## begin Raw records

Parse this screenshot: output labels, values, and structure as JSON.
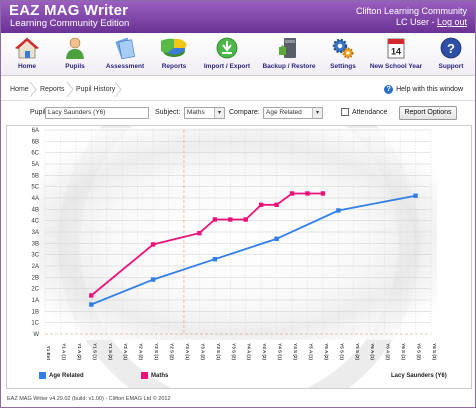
{
  "header": {
    "title": "EAZ MAG Writer",
    "subtitle": "Learning Community Edition",
    "organisation": "Clifton Learning Community",
    "user_prefix": "LC User - ",
    "logout_label": "Log out"
  },
  "toolbar": {
    "items": [
      {
        "label": "Home",
        "icon": "home-icon"
      },
      {
        "label": "Pupils",
        "icon": "pupil-icon"
      },
      {
        "label": "Assessment",
        "icon": "assessment-icon"
      },
      {
        "label": "Reports",
        "icon": "pie-chart-icon"
      },
      {
        "label": "Import / Export",
        "icon": "import-export-icon"
      },
      {
        "label": "Backup / Restore",
        "icon": "backup-icon"
      },
      {
        "label": "Settings",
        "icon": "gear-icon"
      },
      {
        "label": "New School Year",
        "icon": "calendar-icon"
      },
      {
        "label": "Support",
        "icon": "help-icon"
      }
    ],
    "calendar_day": "14"
  },
  "breadcrumb": [
    "Home",
    "Reports",
    "Pupil History"
  ],
  "help_link": "Help with this window",
  "filters": {
    "pupil_label": "Pupil:",
    "pupil_value": "Lacy Saunders (Y6)",
    "subject_label": "Subject:",
    "subject_value": "Maths",
    "compare_label": "Compare:",
    "compare_value": "Age Related",
    "attendance_label": "Attendance",
    "report_options_label": "Report Options"
  },
  "colors": {
    "age_related": "#2f7fe6",
    "maths": "#e8127a",
    "header_top": "#9a5fbf",
    "header_bottom": "#6a3294"
  },
  "chart_data": {
    "type": "line",
    "y_categories": [
      "W",
      "1C",
      "1B",
      "1A",
      "2C",
      "2B",
      "2A",
      "3C",
      "3B",
      "3A",
      "4C",
      "4B",
      "4A",
      "5C",
      "5B",
      "5A",
      "6C",
      "6B",
      "6A"
    ],
    "x": [
      "Y1 Ent",
      "Y1 A (1)",
      "Y1 A (2)",
      "Y1 S (1)",
      "Y1 S (2)",
      "Y2 A (1)",
      "Y2 A (2)",
      "Y2 S (1)",
      "Y2 S (2)",
      "Y3 A (1)",
      "Y3 A (2)",
      "Y3 S (1)",
      "Y3 S (2)",
      "Y4 A (1)",
      "Y4 A (2)",
      "Y4 S (1)",
      "Y4 S (2)",
      "Y5 A (1)",
      "Y5 A (2)",
      "Y5 S (1)",
      "Y5 S (2)",
      "Y6 A (1)",
      "Y6 A (2)",
      "Y6 S (1)",
      "Y6 S (2)",
      "Y6 S (3)"
    ],
    "series": [
      {
        "name": "Age Related",
        "points": [
          [
            3,
            2.6
          ],
          [
            7,
            4.8
          ],
          [
            11,
            6.6
          ],
          [
            15,
            8.4
          ],
          [
            19,
            10.9
          ],
          [
            24,
            12.2
          ]
        ]
      },
      {
        "name": "Maths",
        "points": [
          [
            3,
            3.4
          ],
          [
            7,
            7.9
          ],
          [
            10,
            8.9
          ],
          [
            11,
            10.1
          ],
          [
            12,
            10.1
          ],
          [
            13,
            10.1
          ],
          [
            14,
            11.4
          ],
          [
            15,
            11.4
          ],
          [
            16,
            12.4
          ],
          [
            17,
            12.4
          ],
          [
            18,
            12.4
          ]
        ]
      }
    ],
    "legend": [
      {
        "name": "Age Related"
      },
      {
        "name": "Maths"
      }
    ],
    "pupil_caption": "Lacy Saunders (Y6)",
    "ylim": [
      "W",
      "6A"
    ],
    "grid": true,
    "legend_position": "bottom-left"
  },
  "footer": "EAZ MAG Writer v4.29.02 (build: v1.00) - Clifton EMAG Ltd © 2012"
}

## end Raw records

→ **Requirement**
The pictures in the entries should be left out; output everything else exactly.

→ **Completed task**
Parse this screenshot: output labels, values, and structure as JSON.
{
  "header": {
    "title": "EAZ MAG Writer",
    "subtitle": "Learning Community Edition",
    "organisation": "Clifton Learning Community",
    "user_prefix": "LC User - ",
    "logout_label": "Log out"
  },
  "toolbar": {
    "items": [
      {
        "label": "Home",
        "icon": "home-icon"
      },
      {
        "label": "Pupils",
        "icon": "pupil-icon"
      },
      {
        "label": "Assessment",
        "icon": "assessment-icon"
      },
      {
        "label": "Reports",
        "icon": "pie-chart-icon"
      },
      {
        "label": "Import / Export",
        "icon": "import-export-icon"
      },
      {
        "label": "Backup / Restore",
        "icon": "backup-icon"
      },
      {
        "label": "Settings",
        "icon": "gear-icon"
      },
      {
        "label": "New School Year",
        "icon": "calendar-icon"
      },
      {
        "label": "Support",
        "icon": "help-icon"
      }
    ],
    "calendar_day": "14"
  },
  "breadcrumb": [
    "Home",
    "Reports",
    "Pupil History"
  ],
  "help_link": "Help with this window",
  "filters": {
    "pupil_label": "Pupil:",
    "pupil_value": "Lacy Saunders (Y6)",
    "subject_label": "Subject:",
    "subject_value": "Maths",
    "compare_label": "Compare:",
    "compare_value": "Age Related",
    "attendance_label": "Attendance",
    "report_options_label": "Report Options"
  },
  "colors": {
    "age_related": "#2f7fe6",
    "maths": "#e8127a",
    "header_top": "#9a5fbf",
    "header_bottom": "#6a3294"
  },
  "chart_data": {
    "type": "line",
    "y_categories": [
      "W",
      "1C",
      "1B",
      "1A",
      "2C",
      "2B",
      "2A",
      "3C",
      "3B",
      "3A",
      "4C",
      "4B",
      "4A",
      "5C",
      "5B",
      "5A",
      "6C",
      "6B",
      "6A"
    ],
    "x": [
      "Y1 Ent",
      "Y1 A (1)",
      "Y1 A (2)",
      "Y1 S (1)",
      "Y1 S (2)",
      "Y2 A (1)",
      "Y2 A (2)",
      "Y2 S (1)",
      "Y2 S (2)",
      "Y3 A (1)",
      "Y3 A (2)",
      "Y3 S (1)",
      "Y3 S (2)",
      "Y4 A (1)",
      "Y4 A (2)",
      "Y4 S (1)",
      "Y4 S (2)",
      "Y5 A (1)",
      "Y5 A (2)",
      "Y5 S (1)",
      "Y5 S (2)",
      "Y6 A (1)",
      "Y6 A (2)",
      "Y6 S (1)",
      "Y6 S (2)",
      "Y6 S (3)"
    ],
    "series": [
      {
        "name": "Age Related",
        "points": [
          [
            3,
            2.6
          ],
          [
            7,
            4.8
          ],
          [
            11,
            6.6
          ],
          [
            15,
            8.4
          ],
          [
            19,
            10.9
          ],
          [
            24,
            12.2
          ]
        ]
      },
      {
        "name": "Maths",
        "points": [
          [
            3,
            3.4
          ],
          [
            7,
            7.9
          ],
          [
            10,
            8.9
          ],
          [
            11,
            10.1
          ],
          [
            12,
            10.1
          ],
          [
            13,
            10.1
          ],
          [
            14,
            11.4
          ],
          [
            15,
            11.4
          ],
          [
            16,
            12.4
          ],
          [
            17,
            12.4
          ],
          [
            18,
            12.4
          ]
        ]
      }
    ],
    "legend": [
      {
        "name": "Age Related"
      },
      {
        "name": "Maths"
      }
    ],
    "pupil_caption": "Lacy Saunders (Y6)",
    "ylim": [
      "W",
      "6A"
    ],
    "grid": true,
    "legend_position": "bottom-left"
  },
  "footer": "EAZ MAG Writer v4.29.02 (build: v1.00) - Clifton EMAG Ltd © 2012"
}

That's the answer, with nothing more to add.